Problems and tasks:
A: According to the article on the ECB rate rise, what level had the ECB rate held since the bank's March meeting?
B: Extend the article on the ECB rate rise, picking up after its final sentence.

Source text:
= Beginning of Section =

The European Central Bank (ECB) raised interest rates by a quarter percentage point to a three-year high of 2.75 per cent today.
The widely expected move marks the third rise in euro zone rates since December 2005. Financial institutions are expected to react to today's rate hike by passing on the increase to borrowers.
Today's increase will add between €13 and €15 per month for every €100,000 borrowed meaning that the average monthly mortgage will rise by between €35 and €45.
Inflation accelerating further above the ECB's target, economic growth and signs of a pick-up in consumer spending all contributed to market expectations of tighter policy.
The ECB rate had been at 2.5 per cent since the bank's March meeting.
Falling equity markets and a strengthening euro meant the ECB was unlikely to go for a chunky half per centage-point rise, but rates are now at their highest level since early March 2003.

= End of Section =

Extracted data entries:
= Beginning of Section =

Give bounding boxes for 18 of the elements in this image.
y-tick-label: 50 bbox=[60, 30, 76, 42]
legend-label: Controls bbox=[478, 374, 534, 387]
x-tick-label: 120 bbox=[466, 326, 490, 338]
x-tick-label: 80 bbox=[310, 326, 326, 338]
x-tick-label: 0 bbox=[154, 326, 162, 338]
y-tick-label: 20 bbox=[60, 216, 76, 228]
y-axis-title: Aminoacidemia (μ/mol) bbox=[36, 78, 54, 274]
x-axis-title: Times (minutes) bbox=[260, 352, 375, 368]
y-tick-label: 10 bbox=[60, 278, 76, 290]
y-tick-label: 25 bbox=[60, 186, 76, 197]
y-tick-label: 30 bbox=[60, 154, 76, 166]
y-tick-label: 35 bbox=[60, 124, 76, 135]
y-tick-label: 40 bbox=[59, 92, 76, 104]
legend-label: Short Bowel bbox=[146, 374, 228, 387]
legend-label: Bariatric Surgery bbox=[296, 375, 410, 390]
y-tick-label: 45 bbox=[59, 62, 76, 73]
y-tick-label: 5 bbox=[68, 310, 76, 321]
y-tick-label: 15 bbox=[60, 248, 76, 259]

= End of Section =

Responses to the exercise:
A: 2.5 per cent

B:
The focus is now on ECB President Jean-Claude Trichet, who will host a news conference explaining the rate decision at 12.30 GMT in Madrid, where the Governing Council held one of its twice-yearly policy meetings away from the ECB's Frankfurt home.
ECB watchers are looking for any hint that the ECB might step up its so-far quarterly pace of rate increases, and for revised 2006/07 growth and inflation forecasts.
The ECB also said the interest rate on its deposit facility would be increased, to 1.75 per cent, and the rate on the marginal lending facility would rise to 3.75 per cent.